Check each line of the entries below for the string "backup" and state how many lines have it, with no other text.
AVAILABLE DATA start
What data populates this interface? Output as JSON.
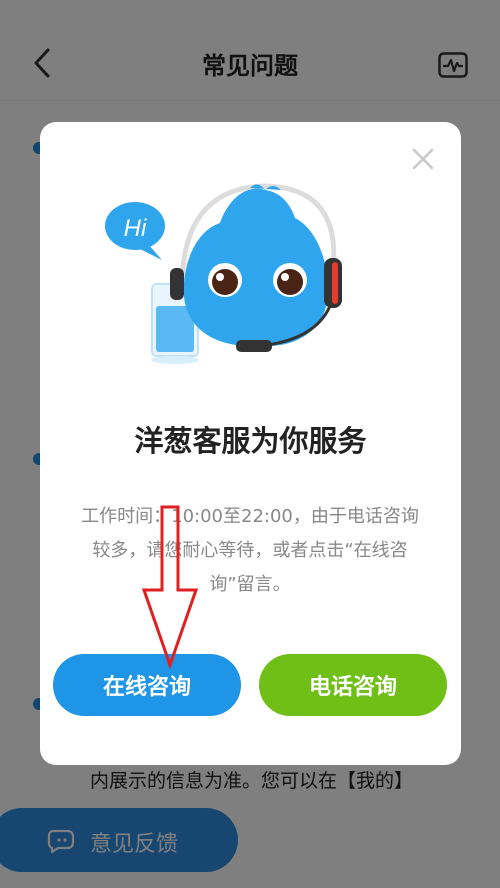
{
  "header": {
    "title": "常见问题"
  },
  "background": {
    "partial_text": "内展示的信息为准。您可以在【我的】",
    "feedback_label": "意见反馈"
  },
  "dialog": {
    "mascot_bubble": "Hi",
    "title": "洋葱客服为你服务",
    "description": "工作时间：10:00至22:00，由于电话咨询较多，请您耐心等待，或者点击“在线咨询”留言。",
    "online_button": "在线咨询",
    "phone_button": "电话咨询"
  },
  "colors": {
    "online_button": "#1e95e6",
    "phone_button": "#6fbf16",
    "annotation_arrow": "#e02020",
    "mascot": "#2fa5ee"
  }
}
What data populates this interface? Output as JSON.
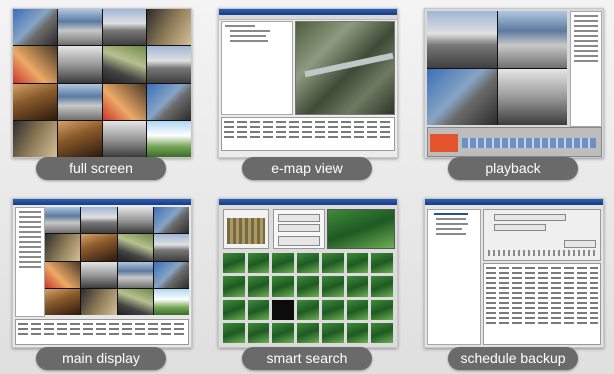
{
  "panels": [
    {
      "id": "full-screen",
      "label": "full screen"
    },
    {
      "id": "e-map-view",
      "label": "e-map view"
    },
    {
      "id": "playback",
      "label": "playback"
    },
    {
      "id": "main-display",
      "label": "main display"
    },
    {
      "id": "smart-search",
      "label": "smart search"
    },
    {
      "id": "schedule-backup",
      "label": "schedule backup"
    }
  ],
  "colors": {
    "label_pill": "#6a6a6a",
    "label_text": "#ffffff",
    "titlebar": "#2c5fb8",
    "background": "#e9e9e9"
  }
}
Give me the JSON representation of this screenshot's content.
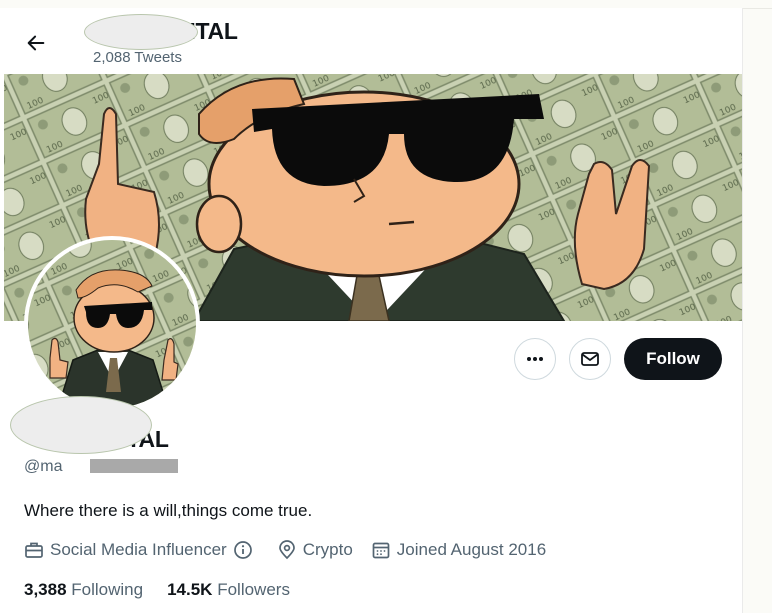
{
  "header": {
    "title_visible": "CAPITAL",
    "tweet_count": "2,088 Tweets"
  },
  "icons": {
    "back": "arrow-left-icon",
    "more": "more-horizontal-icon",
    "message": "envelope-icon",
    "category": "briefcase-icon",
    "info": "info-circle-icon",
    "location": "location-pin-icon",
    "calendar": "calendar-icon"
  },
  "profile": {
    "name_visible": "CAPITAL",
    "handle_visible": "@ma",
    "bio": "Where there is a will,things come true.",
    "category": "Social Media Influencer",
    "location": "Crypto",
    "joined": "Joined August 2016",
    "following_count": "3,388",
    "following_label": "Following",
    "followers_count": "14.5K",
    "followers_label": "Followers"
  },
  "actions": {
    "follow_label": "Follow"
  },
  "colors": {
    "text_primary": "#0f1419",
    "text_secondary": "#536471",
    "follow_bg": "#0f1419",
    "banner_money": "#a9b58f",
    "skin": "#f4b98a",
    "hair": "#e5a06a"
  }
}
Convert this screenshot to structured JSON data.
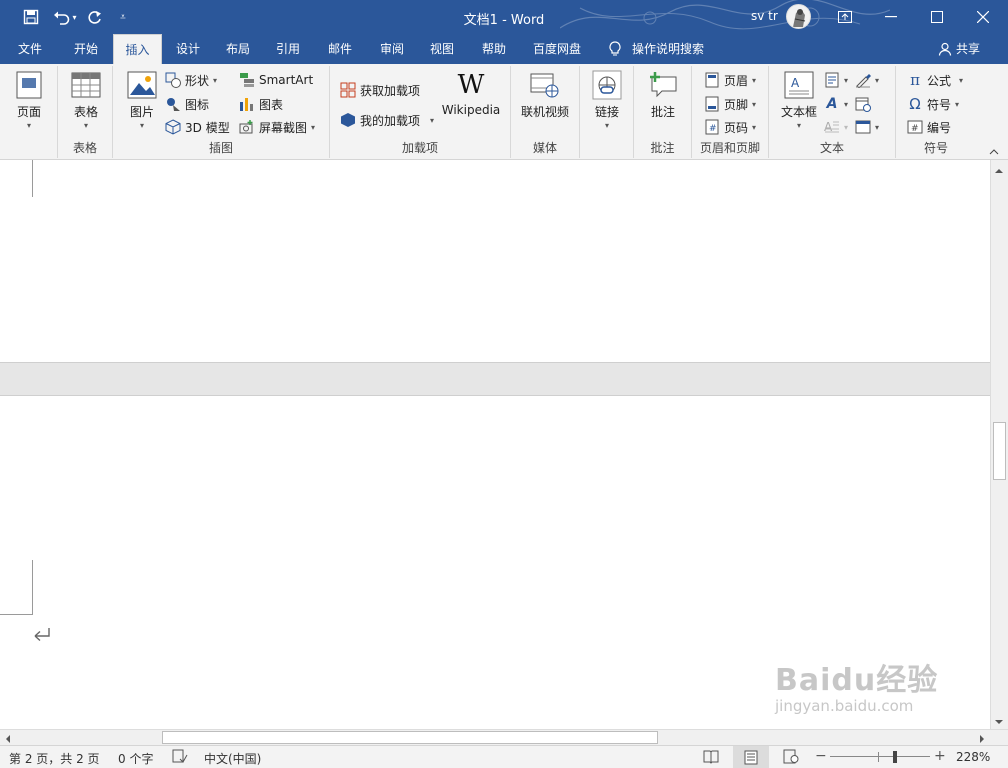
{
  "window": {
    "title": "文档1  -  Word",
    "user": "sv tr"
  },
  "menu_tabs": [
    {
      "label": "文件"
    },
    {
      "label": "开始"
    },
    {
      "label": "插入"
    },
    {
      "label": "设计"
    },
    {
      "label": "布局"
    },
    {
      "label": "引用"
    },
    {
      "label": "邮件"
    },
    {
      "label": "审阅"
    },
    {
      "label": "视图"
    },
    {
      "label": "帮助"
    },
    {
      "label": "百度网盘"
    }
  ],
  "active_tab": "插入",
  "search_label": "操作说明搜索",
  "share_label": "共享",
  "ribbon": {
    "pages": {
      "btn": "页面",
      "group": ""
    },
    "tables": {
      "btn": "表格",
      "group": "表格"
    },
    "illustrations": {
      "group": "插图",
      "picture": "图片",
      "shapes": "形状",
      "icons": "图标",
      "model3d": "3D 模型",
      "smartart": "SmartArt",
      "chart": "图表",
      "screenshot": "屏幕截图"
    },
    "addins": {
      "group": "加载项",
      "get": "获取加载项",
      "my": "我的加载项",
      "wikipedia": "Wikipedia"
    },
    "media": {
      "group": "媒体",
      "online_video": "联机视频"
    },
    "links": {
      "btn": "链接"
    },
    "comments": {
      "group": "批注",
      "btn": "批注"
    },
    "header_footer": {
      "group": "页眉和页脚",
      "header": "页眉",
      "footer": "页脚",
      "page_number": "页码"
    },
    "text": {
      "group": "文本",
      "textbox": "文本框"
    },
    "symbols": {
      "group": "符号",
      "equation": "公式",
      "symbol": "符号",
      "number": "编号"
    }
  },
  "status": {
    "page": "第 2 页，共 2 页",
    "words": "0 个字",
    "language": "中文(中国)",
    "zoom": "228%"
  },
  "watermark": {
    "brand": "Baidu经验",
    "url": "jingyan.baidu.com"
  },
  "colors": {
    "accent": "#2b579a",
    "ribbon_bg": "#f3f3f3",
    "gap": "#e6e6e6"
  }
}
AVAILABLE DATA end
AVAILABLE DATA start
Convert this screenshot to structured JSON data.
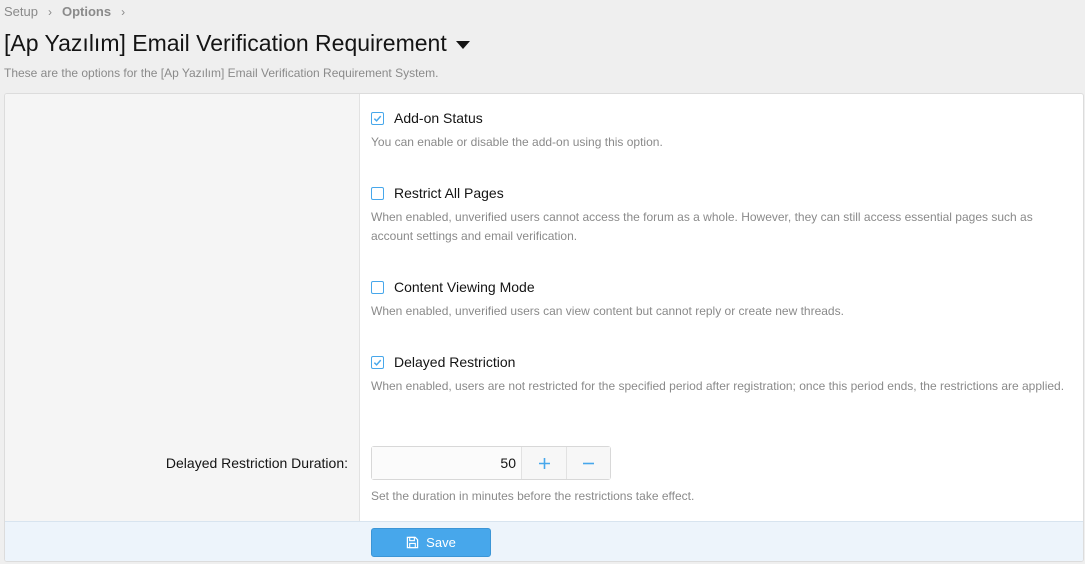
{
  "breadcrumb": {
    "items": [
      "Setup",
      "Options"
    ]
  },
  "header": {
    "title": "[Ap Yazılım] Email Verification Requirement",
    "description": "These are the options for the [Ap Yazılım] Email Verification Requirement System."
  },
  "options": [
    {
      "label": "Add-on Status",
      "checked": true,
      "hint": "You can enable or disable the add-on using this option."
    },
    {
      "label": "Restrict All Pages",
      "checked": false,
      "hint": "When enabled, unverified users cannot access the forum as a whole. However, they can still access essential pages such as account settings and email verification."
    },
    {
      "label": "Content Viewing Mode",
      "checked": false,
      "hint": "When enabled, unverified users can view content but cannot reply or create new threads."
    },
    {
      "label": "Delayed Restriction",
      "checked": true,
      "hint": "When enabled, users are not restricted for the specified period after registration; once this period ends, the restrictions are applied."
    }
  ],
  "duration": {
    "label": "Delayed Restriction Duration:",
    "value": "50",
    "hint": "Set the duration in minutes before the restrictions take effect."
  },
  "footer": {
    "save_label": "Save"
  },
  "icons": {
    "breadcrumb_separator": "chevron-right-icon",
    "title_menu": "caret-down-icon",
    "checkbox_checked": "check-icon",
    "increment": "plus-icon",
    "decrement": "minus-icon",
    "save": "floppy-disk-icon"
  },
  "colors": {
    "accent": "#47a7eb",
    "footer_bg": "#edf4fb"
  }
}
AVAILABLE DATA end
- RESPONSE
2